WORK TO DO:
Locate the string "Open" in the records below. Copy every line where it occurs.

WORKING DATA:
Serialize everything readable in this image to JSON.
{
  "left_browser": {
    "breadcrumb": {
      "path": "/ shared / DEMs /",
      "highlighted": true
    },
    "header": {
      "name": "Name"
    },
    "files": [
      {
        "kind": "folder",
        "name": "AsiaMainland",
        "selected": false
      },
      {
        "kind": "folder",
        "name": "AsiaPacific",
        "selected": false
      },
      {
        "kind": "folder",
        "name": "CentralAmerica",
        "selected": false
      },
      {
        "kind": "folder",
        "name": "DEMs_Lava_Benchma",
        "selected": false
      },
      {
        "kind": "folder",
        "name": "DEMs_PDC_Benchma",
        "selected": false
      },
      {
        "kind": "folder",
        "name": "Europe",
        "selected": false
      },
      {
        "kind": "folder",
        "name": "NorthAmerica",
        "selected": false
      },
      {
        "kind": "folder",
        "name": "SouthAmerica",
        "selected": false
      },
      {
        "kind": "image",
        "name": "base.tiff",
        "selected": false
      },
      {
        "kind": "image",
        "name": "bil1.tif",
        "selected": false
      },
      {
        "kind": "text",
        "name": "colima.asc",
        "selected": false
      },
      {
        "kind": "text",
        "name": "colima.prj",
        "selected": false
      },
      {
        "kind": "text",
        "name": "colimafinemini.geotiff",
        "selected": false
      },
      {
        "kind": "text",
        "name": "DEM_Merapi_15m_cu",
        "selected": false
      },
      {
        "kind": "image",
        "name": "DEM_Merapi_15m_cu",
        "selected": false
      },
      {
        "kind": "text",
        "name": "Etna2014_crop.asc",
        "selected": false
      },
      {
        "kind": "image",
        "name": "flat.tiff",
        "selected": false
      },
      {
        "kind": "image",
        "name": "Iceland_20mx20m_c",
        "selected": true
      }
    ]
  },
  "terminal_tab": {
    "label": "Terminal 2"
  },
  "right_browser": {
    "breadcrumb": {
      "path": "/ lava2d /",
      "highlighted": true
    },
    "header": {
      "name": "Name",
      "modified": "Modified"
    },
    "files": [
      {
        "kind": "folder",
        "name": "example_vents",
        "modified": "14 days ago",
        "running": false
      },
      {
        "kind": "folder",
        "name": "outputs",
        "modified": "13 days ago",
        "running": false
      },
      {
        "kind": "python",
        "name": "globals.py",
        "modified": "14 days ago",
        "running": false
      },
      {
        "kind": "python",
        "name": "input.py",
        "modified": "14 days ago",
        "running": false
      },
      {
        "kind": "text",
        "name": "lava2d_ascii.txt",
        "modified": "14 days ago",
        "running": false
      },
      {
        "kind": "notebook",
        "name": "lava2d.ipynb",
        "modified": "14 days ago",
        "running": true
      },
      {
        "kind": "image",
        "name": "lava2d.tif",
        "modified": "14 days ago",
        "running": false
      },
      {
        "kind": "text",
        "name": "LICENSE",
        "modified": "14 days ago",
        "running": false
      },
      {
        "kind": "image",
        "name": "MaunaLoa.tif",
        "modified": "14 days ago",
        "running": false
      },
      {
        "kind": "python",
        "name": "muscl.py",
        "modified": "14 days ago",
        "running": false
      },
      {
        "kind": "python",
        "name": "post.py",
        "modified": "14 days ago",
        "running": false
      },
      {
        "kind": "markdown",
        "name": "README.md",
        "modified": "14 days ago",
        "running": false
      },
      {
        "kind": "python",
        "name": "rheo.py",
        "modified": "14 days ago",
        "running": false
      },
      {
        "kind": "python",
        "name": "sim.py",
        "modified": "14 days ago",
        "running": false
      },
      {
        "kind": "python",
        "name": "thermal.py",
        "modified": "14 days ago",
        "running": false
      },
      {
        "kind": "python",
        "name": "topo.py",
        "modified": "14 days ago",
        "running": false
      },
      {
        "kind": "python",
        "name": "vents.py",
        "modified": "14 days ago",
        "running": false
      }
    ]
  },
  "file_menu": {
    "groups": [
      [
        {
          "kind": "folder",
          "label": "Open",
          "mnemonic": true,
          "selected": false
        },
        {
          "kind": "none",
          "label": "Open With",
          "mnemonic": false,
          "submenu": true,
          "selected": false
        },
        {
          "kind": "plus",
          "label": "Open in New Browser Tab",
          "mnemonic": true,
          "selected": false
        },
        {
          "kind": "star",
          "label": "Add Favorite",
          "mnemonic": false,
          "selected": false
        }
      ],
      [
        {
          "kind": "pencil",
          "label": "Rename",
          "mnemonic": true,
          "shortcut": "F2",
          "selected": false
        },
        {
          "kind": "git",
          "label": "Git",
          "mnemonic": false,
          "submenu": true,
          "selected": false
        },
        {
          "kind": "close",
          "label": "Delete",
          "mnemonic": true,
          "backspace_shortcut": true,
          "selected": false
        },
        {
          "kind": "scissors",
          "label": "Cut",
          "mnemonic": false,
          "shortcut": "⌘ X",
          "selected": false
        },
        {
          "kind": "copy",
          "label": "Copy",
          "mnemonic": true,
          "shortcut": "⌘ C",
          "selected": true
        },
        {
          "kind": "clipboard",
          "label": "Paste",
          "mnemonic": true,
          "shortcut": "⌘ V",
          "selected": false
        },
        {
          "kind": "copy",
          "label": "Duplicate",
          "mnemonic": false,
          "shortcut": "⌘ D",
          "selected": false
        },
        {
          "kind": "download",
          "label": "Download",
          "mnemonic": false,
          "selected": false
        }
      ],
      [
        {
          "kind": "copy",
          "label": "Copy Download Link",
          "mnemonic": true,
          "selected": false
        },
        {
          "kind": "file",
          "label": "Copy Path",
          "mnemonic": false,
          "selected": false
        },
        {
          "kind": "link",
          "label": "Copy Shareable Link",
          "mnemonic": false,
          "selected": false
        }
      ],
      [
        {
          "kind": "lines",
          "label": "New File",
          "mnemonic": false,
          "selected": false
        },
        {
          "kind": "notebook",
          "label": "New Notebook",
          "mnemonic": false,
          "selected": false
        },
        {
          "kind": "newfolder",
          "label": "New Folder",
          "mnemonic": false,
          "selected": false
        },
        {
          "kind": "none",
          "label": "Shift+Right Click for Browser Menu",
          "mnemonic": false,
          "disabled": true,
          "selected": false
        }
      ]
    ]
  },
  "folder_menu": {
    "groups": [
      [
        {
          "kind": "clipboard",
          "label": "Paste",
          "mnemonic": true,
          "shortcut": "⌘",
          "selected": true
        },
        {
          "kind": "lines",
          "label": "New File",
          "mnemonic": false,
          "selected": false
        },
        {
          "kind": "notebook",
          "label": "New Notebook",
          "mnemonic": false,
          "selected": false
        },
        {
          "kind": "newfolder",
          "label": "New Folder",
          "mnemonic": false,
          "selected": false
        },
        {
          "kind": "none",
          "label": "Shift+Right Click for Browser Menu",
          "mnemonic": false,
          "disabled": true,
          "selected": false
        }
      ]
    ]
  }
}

RESPONSE:
          "label": "Open",
          "label": "Open With",
          "label": "Open in New Browser Tab",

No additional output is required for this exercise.